— start of GIVEN DATA —
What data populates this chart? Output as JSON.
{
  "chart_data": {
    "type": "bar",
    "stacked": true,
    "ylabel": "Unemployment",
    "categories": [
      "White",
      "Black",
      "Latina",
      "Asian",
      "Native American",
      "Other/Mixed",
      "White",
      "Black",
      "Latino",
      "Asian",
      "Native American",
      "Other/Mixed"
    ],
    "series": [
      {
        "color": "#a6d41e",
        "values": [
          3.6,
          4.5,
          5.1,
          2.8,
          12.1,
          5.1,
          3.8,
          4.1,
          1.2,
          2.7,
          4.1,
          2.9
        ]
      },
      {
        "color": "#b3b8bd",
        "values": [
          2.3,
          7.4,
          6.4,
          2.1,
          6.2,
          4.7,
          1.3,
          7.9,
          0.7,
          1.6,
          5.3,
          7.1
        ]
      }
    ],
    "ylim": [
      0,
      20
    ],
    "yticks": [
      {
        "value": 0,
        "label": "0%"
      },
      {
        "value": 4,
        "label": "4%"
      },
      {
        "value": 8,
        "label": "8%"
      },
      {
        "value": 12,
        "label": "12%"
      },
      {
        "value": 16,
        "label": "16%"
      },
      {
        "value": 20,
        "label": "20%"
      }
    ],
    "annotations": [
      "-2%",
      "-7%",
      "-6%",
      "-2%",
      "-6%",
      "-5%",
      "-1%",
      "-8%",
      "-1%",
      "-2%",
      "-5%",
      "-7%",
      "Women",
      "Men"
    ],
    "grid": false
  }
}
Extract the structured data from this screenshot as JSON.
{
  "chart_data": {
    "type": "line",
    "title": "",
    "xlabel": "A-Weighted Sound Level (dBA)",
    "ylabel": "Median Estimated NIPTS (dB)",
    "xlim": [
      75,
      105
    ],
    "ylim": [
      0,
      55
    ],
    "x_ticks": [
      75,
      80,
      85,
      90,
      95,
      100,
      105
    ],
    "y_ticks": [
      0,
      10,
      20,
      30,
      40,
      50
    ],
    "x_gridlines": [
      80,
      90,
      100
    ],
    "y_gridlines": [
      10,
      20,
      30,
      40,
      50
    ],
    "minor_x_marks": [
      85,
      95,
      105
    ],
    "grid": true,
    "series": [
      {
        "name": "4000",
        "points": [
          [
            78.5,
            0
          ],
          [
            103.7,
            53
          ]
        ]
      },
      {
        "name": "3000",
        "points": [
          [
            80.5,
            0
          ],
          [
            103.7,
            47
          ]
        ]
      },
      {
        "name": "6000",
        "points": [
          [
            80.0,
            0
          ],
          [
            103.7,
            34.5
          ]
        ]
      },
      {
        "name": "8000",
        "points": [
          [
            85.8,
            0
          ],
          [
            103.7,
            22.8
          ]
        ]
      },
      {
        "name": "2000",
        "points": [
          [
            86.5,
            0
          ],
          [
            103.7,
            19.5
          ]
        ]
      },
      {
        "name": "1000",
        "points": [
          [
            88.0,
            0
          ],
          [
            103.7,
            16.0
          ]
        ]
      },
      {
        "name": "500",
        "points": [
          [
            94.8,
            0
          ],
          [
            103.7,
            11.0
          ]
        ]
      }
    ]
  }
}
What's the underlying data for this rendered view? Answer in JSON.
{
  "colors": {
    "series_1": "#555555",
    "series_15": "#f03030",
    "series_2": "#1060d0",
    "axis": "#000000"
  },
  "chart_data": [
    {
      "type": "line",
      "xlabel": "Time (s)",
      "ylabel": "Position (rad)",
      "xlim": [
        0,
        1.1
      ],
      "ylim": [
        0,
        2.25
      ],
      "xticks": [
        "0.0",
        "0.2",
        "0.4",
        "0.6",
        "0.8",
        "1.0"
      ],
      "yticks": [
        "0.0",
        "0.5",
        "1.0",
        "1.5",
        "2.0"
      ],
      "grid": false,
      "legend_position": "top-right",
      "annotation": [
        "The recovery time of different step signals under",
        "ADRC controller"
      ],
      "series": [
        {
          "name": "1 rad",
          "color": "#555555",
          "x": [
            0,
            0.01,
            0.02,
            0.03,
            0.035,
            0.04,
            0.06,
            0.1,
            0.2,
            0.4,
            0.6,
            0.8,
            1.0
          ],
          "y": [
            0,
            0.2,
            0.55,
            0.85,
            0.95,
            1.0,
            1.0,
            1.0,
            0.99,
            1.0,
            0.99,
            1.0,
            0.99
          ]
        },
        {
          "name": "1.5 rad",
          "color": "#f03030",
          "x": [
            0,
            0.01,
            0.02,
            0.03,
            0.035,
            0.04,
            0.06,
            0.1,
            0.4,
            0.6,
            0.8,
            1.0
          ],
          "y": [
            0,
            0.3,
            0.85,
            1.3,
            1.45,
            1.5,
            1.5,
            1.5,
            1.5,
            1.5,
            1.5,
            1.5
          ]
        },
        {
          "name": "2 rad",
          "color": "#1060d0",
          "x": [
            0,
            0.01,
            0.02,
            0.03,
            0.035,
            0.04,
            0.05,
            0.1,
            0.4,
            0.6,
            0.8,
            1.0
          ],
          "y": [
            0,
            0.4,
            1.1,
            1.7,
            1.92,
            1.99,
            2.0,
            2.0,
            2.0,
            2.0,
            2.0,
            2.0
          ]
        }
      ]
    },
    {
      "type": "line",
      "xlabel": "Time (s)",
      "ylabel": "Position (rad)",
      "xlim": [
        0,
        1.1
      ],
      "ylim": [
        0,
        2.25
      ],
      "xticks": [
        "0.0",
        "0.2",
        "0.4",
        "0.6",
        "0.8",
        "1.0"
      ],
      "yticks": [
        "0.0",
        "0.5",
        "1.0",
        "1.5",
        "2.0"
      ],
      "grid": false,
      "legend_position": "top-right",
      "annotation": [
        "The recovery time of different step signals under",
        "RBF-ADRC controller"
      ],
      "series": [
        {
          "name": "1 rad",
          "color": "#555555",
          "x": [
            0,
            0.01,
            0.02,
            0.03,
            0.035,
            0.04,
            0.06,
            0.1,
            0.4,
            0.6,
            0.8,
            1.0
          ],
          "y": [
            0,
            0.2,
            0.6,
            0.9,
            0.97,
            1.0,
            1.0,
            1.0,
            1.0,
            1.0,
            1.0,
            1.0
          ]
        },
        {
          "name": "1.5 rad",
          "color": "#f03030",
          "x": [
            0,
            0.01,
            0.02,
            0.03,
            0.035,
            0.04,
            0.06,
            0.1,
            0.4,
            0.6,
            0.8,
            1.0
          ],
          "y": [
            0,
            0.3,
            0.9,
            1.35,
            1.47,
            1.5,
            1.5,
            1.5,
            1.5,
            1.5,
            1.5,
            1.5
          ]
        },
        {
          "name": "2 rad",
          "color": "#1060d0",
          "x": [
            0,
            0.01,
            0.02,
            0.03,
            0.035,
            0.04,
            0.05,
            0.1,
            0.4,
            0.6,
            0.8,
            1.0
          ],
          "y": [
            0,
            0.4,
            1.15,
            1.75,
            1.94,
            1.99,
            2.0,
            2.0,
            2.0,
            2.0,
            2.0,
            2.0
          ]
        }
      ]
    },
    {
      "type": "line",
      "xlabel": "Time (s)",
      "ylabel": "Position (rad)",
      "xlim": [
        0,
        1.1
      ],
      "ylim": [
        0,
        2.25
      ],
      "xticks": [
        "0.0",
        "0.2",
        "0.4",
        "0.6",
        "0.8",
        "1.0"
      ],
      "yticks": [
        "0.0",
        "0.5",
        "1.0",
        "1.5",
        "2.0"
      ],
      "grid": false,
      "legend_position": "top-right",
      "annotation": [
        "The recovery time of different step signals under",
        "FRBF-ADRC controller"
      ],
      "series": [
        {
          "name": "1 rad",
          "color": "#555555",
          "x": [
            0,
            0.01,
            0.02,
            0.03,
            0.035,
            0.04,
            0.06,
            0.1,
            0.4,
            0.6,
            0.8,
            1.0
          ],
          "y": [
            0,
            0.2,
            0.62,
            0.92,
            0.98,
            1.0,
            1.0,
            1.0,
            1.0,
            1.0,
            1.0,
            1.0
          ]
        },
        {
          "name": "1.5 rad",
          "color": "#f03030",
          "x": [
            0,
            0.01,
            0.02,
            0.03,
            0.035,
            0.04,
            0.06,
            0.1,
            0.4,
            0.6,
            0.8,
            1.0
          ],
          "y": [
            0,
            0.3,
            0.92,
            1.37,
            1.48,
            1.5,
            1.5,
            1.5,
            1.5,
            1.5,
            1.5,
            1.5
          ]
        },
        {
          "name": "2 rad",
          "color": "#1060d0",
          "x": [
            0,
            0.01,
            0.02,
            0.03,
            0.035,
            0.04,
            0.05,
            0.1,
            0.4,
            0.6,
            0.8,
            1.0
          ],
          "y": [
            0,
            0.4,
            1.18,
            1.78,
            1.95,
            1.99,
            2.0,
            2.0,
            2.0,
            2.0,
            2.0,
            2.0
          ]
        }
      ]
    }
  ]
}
— end of GIVEN DATA —
Select every line where the word "this" occurs.

What data populates this chart? Output as JSON.
Extract the structured data from this screenshot as JSON.
What's the underlying data for this rendered view? Answer in JSON.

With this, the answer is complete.